_Exercise description_. Each record below should appear again exactly as written.
===== Record set
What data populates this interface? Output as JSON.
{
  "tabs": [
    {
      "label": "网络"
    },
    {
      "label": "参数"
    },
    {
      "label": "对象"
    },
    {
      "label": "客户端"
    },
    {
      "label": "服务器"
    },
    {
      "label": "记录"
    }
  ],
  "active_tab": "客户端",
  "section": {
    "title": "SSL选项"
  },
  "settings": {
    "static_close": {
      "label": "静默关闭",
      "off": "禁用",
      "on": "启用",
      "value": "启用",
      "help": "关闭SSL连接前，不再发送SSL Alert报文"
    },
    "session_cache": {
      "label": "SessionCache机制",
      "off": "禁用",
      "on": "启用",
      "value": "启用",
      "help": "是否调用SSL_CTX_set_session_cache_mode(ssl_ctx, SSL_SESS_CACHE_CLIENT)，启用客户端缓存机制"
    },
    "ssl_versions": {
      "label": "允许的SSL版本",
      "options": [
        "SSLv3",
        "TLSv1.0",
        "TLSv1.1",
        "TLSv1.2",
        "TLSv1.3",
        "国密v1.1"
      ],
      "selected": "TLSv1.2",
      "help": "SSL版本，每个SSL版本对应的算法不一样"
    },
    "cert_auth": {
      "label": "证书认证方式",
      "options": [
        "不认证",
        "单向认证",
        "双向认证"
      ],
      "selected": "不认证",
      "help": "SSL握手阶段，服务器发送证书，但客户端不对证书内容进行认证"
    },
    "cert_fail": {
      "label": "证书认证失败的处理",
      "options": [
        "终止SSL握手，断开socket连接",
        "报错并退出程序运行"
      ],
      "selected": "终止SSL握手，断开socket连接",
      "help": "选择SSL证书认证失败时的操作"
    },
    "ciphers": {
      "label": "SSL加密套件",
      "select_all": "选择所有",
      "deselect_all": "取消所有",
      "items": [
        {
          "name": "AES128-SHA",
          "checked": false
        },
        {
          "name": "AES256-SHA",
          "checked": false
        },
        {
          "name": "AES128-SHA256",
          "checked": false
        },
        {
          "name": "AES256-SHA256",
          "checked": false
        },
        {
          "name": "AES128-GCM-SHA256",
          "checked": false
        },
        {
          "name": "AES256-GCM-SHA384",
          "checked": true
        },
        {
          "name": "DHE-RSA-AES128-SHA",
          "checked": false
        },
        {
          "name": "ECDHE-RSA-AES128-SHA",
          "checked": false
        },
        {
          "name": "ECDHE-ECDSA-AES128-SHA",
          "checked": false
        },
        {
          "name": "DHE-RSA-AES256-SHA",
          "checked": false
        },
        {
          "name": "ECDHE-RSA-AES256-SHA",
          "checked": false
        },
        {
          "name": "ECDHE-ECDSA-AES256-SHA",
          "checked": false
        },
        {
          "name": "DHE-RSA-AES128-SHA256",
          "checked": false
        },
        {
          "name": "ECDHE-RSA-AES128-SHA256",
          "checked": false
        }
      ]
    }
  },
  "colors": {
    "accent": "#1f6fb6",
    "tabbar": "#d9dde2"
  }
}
==========
_The response_.
What data populates this interface? Output as JSON.
{
  "tabs": [
    {
      "label": "网络"
    },
    {
      "label": "参数"
    },
    {
      "label": "对象"
    },
    {
      "label": "客户端"
    },
    {
      "label": "服务器"
    },
    {
      "label": "记录"
    }
  ],
  "active_tab": "客户端",
  "section": {
    "title": "SSL选项"
  },
  "settings": {
    "static_close": {
      "label": "静默关闭",
      "off": "禁用",
      "on": "启用",
      "value": "启用",
      "help": "关闭SSL连接前，不再发送SSL Alert报文"
    },
    "session_cache": {
      "label": "SessionCache机制",
      "off": "禁用",
      "on": "启用",
      "value": "启用",
      "help": "是否调用SSL_CTX_set_session_cache_mode(ssl_ctx, SSL_SESS_CACHE_CLIENT)，启用客户端缓存机制"
    },
    "ssl_versions": {
      "label": "允许的SSL版本",
      "options": [
        "SSLv3",
        "TLSv1.0",
        "TLSv1.1",
        "TLSv1.2",
        "TLSv1.3",
        "国密v1.1"
      ],
      "selected": "TLSv1.2",
      "help": "SSL版本，每个SSL版本对应的算法不一样"
    },
    "cert_auth": {
      "label": "证书认证方式",
      "options": [
        "不认证",
        "单向认证",
        "双向认证"
      ],
      "selected": "不认证",
      "help": "SSL握手阶段，服务器发送证书，但客户端不对证书内容进行认证"
    },
    "cert_fail": {
      "label": "证书认证失败的处理",
      "options": [
        "终止SSL握手，断开socket连接",
        "报错并退出程序运行"
      ],
      "selected": "终止SSL握手，断开socket连接",
      "help": "选择SSL证书认证失败时的操作"
    },
    "ciphers": {
      "label": "SSL加密套件",
      "select_all": "选择所有",
      "deselect_all": "取消所有",
      "items": [
        {
          "name": "AES128-SHA",
          "checked": false
        },
        {
          "name": "AES256-SHA",
          "checked": false
        },
        {
          "name": "AES128-SHA256",
          "checked": false
        },
        {
          "name": "AES256-SHA256",
          "checked": false
        },
        {
          "name": "AES128-GCM-SHA256",
          "checked": false
        },
        {
          "name": "AES256-GCM-SHA384",
          "checked": true
        },
        {
          "name": "DHE-RSA-AES128-SHA",
          "checked": false
        },
        {
          "name": "ECDHE-RSA-AES128-SHA",
          "checked": false
        },
        {
          "name": "ECDHE-ECDSA-AES128-SHA",
          "checked": false
        },
        {
          "name": "DHE-RSA-AES256-SHA",
          "checked": false
        },
        {
          "name": "ECDHE-RSA-AES256-SHA",
          "checked": false
        },
        {
          "name": "ECDHE-ECDSA-AES256-SHA",
          "checked": false
        },
        {
          "name": "DHE-RSA-AES128-SHA256",
          "checked": false
        },
        {
          "name": "ECDHE-RSA-AES128-SHA256",
          "checked": false
        }
      ]
    }
  },
  "colors": {
    "accent": "#1f6fb6",
    "tabbar": "#d9dde2"
  }
}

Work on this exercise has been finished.